(Data extracted from a collection)

──────

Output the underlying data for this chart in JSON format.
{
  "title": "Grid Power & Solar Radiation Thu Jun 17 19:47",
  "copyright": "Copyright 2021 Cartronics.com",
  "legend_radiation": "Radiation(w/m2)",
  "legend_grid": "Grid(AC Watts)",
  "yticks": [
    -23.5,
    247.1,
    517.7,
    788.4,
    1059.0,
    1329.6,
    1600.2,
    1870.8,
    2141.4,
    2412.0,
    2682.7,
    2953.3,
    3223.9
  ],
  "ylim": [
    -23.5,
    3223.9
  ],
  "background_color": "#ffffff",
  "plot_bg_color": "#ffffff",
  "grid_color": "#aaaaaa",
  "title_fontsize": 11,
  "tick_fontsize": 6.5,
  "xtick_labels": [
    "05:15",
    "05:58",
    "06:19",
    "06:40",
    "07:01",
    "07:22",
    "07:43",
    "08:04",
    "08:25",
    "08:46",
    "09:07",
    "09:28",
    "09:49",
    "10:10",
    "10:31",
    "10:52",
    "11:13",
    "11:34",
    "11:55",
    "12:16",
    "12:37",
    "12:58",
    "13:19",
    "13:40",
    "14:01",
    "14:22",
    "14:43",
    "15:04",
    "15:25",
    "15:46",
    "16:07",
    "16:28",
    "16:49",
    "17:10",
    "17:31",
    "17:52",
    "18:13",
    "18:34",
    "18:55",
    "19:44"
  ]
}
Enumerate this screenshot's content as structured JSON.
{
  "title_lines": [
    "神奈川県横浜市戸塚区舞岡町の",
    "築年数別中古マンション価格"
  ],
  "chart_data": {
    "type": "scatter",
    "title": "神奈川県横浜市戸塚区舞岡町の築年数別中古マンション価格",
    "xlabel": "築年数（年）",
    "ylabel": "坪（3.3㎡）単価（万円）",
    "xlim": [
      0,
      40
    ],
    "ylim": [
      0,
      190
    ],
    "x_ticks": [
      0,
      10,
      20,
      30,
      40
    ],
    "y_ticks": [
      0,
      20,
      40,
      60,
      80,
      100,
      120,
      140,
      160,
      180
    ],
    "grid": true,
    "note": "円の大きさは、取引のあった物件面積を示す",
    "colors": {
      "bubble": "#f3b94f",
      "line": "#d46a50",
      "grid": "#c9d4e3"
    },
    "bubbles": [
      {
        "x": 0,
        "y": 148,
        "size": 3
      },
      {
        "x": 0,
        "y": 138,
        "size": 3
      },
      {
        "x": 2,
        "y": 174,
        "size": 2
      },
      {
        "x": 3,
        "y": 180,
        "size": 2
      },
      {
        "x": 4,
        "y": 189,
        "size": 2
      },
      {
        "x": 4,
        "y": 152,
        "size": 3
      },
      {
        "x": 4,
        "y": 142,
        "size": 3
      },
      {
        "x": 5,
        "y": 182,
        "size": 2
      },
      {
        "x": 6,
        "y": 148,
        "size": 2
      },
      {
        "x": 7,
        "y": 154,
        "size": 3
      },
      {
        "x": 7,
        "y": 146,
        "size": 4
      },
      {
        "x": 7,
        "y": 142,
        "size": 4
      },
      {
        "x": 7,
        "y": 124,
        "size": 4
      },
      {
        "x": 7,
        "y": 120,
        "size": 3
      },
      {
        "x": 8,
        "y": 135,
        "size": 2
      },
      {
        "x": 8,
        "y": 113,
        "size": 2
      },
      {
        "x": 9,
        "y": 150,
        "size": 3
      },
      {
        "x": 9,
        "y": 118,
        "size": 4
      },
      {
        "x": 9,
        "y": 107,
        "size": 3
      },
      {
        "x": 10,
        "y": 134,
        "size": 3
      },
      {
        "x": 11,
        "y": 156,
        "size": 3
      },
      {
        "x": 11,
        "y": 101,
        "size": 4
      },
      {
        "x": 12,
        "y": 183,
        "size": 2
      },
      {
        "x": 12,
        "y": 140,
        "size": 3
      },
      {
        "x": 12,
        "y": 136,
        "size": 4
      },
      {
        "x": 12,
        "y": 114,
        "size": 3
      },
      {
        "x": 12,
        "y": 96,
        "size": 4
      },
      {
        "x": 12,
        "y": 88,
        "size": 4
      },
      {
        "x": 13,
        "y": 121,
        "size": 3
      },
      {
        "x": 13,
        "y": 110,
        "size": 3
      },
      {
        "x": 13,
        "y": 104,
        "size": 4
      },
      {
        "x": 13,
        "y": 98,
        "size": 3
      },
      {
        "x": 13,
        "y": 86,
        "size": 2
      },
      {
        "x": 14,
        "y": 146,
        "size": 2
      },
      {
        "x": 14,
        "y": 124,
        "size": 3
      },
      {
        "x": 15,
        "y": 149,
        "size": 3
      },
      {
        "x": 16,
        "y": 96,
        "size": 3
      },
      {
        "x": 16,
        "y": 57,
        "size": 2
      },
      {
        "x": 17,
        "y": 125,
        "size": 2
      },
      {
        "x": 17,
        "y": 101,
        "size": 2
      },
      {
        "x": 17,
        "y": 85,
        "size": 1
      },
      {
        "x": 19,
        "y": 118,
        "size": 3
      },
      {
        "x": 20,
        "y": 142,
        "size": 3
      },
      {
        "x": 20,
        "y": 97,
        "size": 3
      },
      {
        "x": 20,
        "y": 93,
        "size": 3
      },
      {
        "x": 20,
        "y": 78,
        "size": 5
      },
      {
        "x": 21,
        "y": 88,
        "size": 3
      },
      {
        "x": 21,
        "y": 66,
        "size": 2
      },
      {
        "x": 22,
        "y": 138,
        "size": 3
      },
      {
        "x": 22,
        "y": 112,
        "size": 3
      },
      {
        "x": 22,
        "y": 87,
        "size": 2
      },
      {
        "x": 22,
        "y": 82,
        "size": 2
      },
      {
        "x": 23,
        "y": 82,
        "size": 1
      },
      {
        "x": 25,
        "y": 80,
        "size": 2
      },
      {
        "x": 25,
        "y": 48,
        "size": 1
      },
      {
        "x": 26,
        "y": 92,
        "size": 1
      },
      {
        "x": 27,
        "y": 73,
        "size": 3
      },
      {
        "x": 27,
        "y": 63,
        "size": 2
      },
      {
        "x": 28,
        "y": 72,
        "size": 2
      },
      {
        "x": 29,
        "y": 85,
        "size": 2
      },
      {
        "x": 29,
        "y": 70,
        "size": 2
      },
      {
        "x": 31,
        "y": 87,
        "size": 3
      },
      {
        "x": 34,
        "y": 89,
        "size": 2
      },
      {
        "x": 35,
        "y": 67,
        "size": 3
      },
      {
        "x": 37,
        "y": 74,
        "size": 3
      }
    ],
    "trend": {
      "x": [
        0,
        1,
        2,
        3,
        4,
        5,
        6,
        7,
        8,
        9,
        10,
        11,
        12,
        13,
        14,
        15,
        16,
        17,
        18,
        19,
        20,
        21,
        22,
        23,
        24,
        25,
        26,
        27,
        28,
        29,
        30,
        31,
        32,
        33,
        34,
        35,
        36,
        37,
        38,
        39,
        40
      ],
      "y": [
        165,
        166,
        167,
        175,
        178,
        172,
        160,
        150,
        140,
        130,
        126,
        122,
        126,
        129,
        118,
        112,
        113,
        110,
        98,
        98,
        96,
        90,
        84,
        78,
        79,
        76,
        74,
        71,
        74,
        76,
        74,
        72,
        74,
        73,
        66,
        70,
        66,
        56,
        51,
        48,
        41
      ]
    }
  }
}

──────

--- STATED PROBLEM ---
Transcribe all the entries, keeping each one exactly as it is.

--- OUTPUT OF THE EXERCISE ---
Output the underlying data for this chart in JSON format.
{
  "title": "Grid Power & Solar Radiation Thu Jun 17 19:47",
  "copyright": "Copyright 2021 Cartronics.com",
  "legend_radiation": "Radiation(w/m2)",
  "legend_grid": "Grid(AC Watts)",
  "yticks": [
    -23.5,
    247.1,
    517.7,
    788.4,
    1059.0,
    1329.6,
    1600.2,
    1870.8,
    2141.4,
    2412.0,
    2682.7,
    2953.3,
    3223.9
  ],
  "ylim": [
    -23.5,
    3223.9
  ],
  "background_color": "#ffffff",
  "plot_bg_color": "#ffffff",
  "grid_color": "#aaaaaa",
  "title_fontsize": 11,
  "tick_fontsize": 6.5,
  "xtick_labels": [
    "05:15",
    "05:58",
    "06:19",
    "06:40",
    "07:01",
    "07:22",
    "07:43",
    "08:04",
    "08:25",
    "08:46",
    "09:07",
    "09:28",
    "09:49",
    "10:10",
    "10:31",
    "10:52",
    "11:13",
    "11:34",
    "11:55",
    "12:16",
    "12:37",
    "12:58",
    "13:19",
    "13:40",
    "14:01",
    "14:22",
    "14:43",
    "15:04",
    "15:25",
    "15:46",
    "16:07",
    "16:28",
    "16:49",
    "17:10",
    "17:31",
    "17:52",
    "18:13",
    "18:34",
    "18:55",
    "19:44"
  ]
}
Enumerate this screenshot's content as structured JSON.
{
  "title_lines": [
    "神奈川県横浜市戸塚区舞岡町の",
    "築年数別中古マンション価格"
  ],
  "chart_data": {
    "type": "scatter",
    "title": "神奈川県横浜市戸塚区舞岡町の築年数別中古マンション価格",
    "xlabel": "築年数（年）",
    "ylabel": "坪（3.3㎡）単価（万円）",
    "xlim": [
      0,
      40
    ],
    "ylim": [
      0,
      190
    ],
    "x_ticks": [
      0,
      10,
      20,
      30,
      40
    ],
    "y_ticks": [
      0,
      20,
      40,
      60,
      80,
      100,
      120,
      140,
      160,
      180
    ],
    "grid": true,
    "note": "円の大きさは、取引のあった物件面積を示す",
    "colors": {
      "bubble": "#f3b94f",
      "line": "#d46a50",
      "grid": "#c9d4e3"
    },
    "bubbles": [
      {
        "x": 0,
        "y": 148,
        "size": 3
      },
      {
        "x": 0,
        "y": 138,
        "size": 3
      },
      {
        "x": 2,
        "y": 174,
        "size": 2
      },
      {
        "x": 3,
        "y": 180,
        "size": 2
      },
      {
        "x": 4,
        "y": 189,
        "size": 2
      },
      {
        "x": 4,
        "y": 152,
        "size": 3
      },
      {
        "x": 4,
        "y": 142,
        "size": 3
      },
      {
        "x": 5,
        "y": 182,
        "size": 2
      },
      {
        "x": 6,
        "y": 148,
        "size": 2
      },
      {
        "x": 7,
        "y": 154,
        "size": 3
      },
      {
        "x": 7,
        "y": 146,
        "size": 4
      },
      {
        "x": 7,
        "y": 142,
        "size": 4
      },
      {
        "x": 7,
        "y": 124,
        "size": 4
      },
      {
        "x": 7,
        "y": 120,
        "size": 3
      },
      {
        "x": 8,
        "y": 135,
        "size": 2
      },
      {
        "x": 8,
        "y": 113,
        "size": 2
      },
      {
        "x": 9,
        "y": 150,
        "size": 3
      },
      {
        "x": 9,
        "y": 118,
        "size": 4
      },
      {
        "x": 9,
        "y": 107,
        "size": 3
      },
      {
        "x": 10,
        "y": 134,
        "size": 3
      },
      {
        "x": 11,
        "y": 156,
        "size": 3
      },
      {
        "x": 11,
        "y": 101,
        "size": 4
      },
      {
        "x": 12,
        "y": 183,
        "size": 2
      },
      {
        "x": 12,
        "y": 140,
        "size": 3
      },
      {
        "x": 12,
        "y": 136,
        "size": 4
      },
      {
        "x": 12,
        "y": 114,
        "size": 3
      },
      {
        "x": 12,
        "y": 96,
        "size": 4
      },
      {
        "x": 12,
        "y": 88,
        "size": 4
      },
      {
        "x": 13,
        "y": 121,
        "size": 3
      },
      {
        "x": 13,
        "y": 110,
        "size": 3
      },
      {
        "x": 13,
        "y": 104,
        "size": 4
      },
      {
        "x": 13,
        "y": 98,
        "size": 3
      },
      {
        "x": 13,
        "y": 86,
        "size": 2
      },
      {
        "x": 14,
        "y": 146,
        "size": 2
      },
      {
        "x": 14,
        "y": 124,
        "size": 3
      },
      {
        "x": 15,
        "y": 149,
        "size": 3
      },
      {
        "x": 16,
        "y": 96,
        "size": 3
      },
      {
        "x": 16,
        "y": 57,
        "size": 2
      },
      {
        "x": 17,
        "y": 125,
        "size": 2
      },
      {
        "x": 17,
        "y": 101,
        "size": 2
      },
      {
        "x": 17,
        "y": 85,
        "size": 1
      },
      {
        "x": 19,
        "y": 118,
        "size": 3
      },
      {
        "x": 20,
        "y": 142,
        "size": 3
      },
      {
        "x": 20,
        "y": 97,
        "size": 3
      },
      {
        "x": 20,
        "y": 93,
        "size": 3
      },
      {
        "x": 20,
        "y": 78,
        "size": 5
      },
      {
        "x": 21,
        "y": 88,
        "size": 3
      },
      {
        "x": 21,
        "y": 66,
        "size": 2
      },
      {
        "x": 22,
        "y": 138,
        "size": 3
      },
      {
        "x": 22,
        "y": 112,
        "size": 3
      },
      {
        "x": 22,
        "y": 87,
        "size": 2
      },
      {
        "x": 22,
        "y": 82,
        "size": 2
      },
      {
        "x": 23,
        "y": 82,
        "size": 1
      },
      {
        "x": 25,
        "y": 80,
        "size": 2
      },
      {
        "x": 25,
        "y": 48,
        "size": 1
      },
      {
        "x": 26,
        "y": 92,
        "size": 1
      },
      {
        "x": 27,
        "y": 73,
        "size": 3
      },
      {
        "x": 27,
        "y": 63,
        "size": 2
      },
      {
        "x": 28,
        "y": 72,
        "size": 2
      },
      {
        "x": 29,
        "y": 85,
        "size": 2
      },
      {
        "x": 29,
        "y": 70,
        "size": 2
      },
      {
        "x": 31,
        "y": 87,
        "size": 3
      },
      {
        "x": 34,
        "y": 89,
        "size": 2
      },
      {
        "x": 35,
        "y": 67,
        "size": 3
      },
      {
        "x": 37,
        "y": 74,
        "size": 3
      }
    ],
    "trend": {
      "x": [
        0,
        1,
        2,
        3,
        4,
        5,
        6,
        7,
        8,
        9,
        10,
        11,
        12,
        13,
        14,
        15,
        16,
        17,
        18,
        19,
        20,
        21,
        22,
        23,
        24,
        25,
        26,
        27,
        28,
        29,
        30,
        31,
        32,
        33,
        34,
        35,
        36,
        37,
        38,
        39,
        40
      ],
      "y": [
        165,
        166,
        167,
        175,
        178,
        172,
        160,
        150,
        140,
        130,
        126,
        122,
        126,
        129,
        118,
        112,
        113,
        110,
        98,
        98,
        96,
        90,
        84,
        78,
        79,
        76,
        74,
        71,
        74,
        76,
        74,
        72,
        74,
        73,
        66,
        70,
        66,
        56,
        51,
        48,
        41
      ]
    }
  }
}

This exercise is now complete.